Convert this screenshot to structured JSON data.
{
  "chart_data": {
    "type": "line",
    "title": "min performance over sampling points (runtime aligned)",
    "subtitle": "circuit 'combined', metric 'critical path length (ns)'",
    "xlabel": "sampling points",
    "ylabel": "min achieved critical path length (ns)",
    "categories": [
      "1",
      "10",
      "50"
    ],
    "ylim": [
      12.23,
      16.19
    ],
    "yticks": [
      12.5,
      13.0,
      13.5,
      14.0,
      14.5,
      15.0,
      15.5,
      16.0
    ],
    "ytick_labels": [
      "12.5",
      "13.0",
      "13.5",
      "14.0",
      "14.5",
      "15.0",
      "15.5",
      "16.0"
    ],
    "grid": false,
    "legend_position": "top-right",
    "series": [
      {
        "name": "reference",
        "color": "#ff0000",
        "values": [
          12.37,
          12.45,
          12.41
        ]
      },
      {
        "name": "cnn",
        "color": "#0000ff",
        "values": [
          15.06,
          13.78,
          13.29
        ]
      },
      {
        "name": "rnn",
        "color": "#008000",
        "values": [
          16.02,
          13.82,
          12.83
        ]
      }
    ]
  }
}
---
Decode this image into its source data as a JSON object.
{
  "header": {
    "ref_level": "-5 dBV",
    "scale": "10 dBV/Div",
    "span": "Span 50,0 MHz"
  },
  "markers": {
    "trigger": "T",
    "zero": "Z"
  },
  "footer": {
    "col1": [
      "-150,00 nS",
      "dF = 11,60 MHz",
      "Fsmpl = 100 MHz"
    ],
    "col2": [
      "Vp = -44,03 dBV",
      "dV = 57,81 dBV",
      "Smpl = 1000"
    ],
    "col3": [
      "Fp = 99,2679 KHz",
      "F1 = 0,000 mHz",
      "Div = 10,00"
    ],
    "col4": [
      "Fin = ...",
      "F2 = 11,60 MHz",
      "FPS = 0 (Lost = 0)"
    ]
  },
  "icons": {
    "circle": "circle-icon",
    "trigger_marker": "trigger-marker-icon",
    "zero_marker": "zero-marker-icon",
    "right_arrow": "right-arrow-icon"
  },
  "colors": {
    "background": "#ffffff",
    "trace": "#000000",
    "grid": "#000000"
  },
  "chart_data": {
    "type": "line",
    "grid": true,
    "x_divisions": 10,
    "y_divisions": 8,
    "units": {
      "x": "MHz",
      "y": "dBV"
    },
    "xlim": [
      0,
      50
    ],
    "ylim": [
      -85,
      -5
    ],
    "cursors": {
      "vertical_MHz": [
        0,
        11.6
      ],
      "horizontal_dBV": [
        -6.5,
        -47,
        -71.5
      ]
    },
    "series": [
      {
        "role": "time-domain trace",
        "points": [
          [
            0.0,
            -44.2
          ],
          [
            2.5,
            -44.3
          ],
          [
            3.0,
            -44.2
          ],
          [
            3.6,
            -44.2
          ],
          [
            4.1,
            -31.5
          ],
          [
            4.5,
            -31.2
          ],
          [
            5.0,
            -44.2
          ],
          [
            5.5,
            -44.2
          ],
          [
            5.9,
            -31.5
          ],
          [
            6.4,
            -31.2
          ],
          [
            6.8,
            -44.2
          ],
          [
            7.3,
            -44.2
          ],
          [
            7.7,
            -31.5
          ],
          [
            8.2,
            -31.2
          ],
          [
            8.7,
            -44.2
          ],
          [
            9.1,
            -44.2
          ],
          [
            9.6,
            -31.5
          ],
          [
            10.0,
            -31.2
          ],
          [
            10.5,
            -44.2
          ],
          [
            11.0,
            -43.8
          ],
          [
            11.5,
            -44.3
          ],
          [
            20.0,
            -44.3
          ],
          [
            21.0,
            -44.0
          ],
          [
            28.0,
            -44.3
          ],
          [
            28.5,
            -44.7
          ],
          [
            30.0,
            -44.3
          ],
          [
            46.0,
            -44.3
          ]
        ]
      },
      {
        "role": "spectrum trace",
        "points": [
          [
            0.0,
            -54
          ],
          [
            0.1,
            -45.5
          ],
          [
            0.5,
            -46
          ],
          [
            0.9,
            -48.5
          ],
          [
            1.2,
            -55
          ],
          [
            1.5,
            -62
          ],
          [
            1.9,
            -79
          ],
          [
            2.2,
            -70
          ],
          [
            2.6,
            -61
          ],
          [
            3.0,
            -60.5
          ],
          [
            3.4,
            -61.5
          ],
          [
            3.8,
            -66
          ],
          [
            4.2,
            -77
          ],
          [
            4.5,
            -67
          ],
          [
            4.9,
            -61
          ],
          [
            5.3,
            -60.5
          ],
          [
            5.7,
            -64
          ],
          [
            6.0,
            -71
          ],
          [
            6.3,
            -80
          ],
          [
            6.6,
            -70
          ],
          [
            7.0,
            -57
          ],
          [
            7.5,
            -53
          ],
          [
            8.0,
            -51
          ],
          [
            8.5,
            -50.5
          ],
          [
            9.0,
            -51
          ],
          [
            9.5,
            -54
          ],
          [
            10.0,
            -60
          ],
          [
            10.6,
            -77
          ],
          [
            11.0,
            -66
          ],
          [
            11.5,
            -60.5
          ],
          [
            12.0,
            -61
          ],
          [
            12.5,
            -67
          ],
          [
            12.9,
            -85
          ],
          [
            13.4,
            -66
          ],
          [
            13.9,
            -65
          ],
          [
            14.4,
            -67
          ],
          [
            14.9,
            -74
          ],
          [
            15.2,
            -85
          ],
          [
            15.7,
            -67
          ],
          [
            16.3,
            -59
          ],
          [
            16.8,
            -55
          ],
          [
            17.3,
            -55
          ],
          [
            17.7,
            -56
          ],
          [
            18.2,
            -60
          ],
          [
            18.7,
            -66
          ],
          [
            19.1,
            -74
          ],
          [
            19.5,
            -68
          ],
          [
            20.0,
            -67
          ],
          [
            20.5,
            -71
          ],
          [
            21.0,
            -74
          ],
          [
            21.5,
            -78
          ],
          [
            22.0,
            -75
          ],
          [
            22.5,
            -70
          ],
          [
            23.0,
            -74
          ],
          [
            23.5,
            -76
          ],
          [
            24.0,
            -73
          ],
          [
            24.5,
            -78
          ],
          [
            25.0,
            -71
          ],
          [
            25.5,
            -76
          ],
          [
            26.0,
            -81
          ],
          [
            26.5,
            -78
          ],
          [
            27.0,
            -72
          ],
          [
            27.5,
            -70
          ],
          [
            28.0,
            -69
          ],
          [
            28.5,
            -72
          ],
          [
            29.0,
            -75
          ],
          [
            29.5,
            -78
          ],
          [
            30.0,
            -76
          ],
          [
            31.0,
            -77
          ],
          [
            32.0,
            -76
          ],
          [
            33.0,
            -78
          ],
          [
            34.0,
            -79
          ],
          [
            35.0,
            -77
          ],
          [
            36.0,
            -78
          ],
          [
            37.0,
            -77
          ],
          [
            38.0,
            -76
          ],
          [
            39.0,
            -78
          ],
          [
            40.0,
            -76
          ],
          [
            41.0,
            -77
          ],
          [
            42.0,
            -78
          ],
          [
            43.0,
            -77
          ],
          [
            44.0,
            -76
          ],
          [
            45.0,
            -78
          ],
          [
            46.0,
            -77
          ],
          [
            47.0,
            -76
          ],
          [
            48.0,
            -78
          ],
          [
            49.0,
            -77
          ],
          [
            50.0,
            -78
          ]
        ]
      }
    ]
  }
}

Task goal: Extract all lines from the material above that include the word "points".

Written reply:
    "title": "min performance over sampling points (runtime aligned)",
    "xlabel": "sampling points",
        "points": [
        "points": [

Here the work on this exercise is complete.